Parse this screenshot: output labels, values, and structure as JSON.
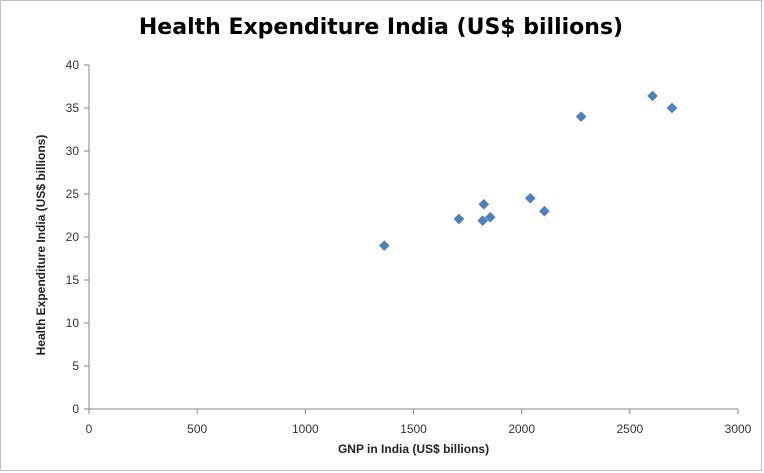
{
  "chart_data": {
    "type": "scatter",
    "title": "Health Expenditure India (US$ billions)",
    "xlabel": "GNP in India (US$ billions)",
    "ylabel": "Health Expenditure India (US$ billions)",
    "xlim": [
      0,
      3000
    ],
    "ylim": [
      0,
      40
    ],
    "xticks": [
      "0",
      "500",
      "1000",
      "1500",
      "2000",
      "2500",
      "3000"
    ],
    "yticks": [
      "0",
      "5",
      "10",
      "15",
      "20",
      "25",
      "30",
      "35",
      "40"
    ],
    "grid": false,
    "legend": "none",
    "marker": "diamond",
    "color": "#4f81bd",
    "points": [
      {
        "x": 1365,
        "y": 19.0
      },
      {
        "x": 1710,
        "y": 22.1
      },
      {
        "x": 1820,
        "y": 21.9
      },
      {
        "x": 1825,
        "y": 23.8
      },
      {
        "x": 1855,
        "y": 22.3
      },
      {
        "x": 2040,
        "y": 24.5
      },
      {
        "x": 2105,
        "y": 23.0
      },
      {
        "x": 2275,
        "y": 34.0
      },
      {
        "x": 2605,
        "y": 36.4
      },
      {
        "x": 2695,
        "y": 35.0
      }
    ]
  }
}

---

* _What you will do_
Give the entries again word for word, but skip the pictures.

* _Answer_
Parse this screenshot: output labels, values, and structure as JSON.
{
  "chart_data": {
    "type": "scatter",
    "title": "Health Expenditure India (US$ billions)",
    "xlabel": "GNP in India (US$ billions)",
    "ylabel": "Health Expenditure India (US$ billions)",
    "xlim": [
      0,
      3000
    ],
    "ylim": [
      0,
      40
    ],
    "xticks": [
      "0",
      "500",
      "1000",
      "1500",
      "2000",
      "2500",
      "3000"
    ],
    "yticks": [
      "0",
      "5",
      "10",
      "15",
      "20",
      "25",
      "30",
      "35",
      "40"
    ],
    "grid": false,
    "legend": "none",
    "marker": "diamond",
    "color": "#4f81bd",
    "points": [
      {
        "x": 1365,
        "y": 19.0
      },
      {
        "x": 1710,
        "y": 22.1
      },
      {
        "x": 1820,
        "y": 21.9
      },
      {
        "x": 1825,
        "y": 23.8
      },
      {
        "x": 1855,
        "y": 22.3
      },
      {
        "x": 2040,
        "y": 24.5
      },
      {
        "x": 2105,
        "y": 23.0
      },
      {
        "x": 2275,
        "y": 34.0
      },
      {
        "x": 2605,
        "y": 36.4
      },
      {
        "x": 2695,
        "y": 35.0
      }
    ]
  }
}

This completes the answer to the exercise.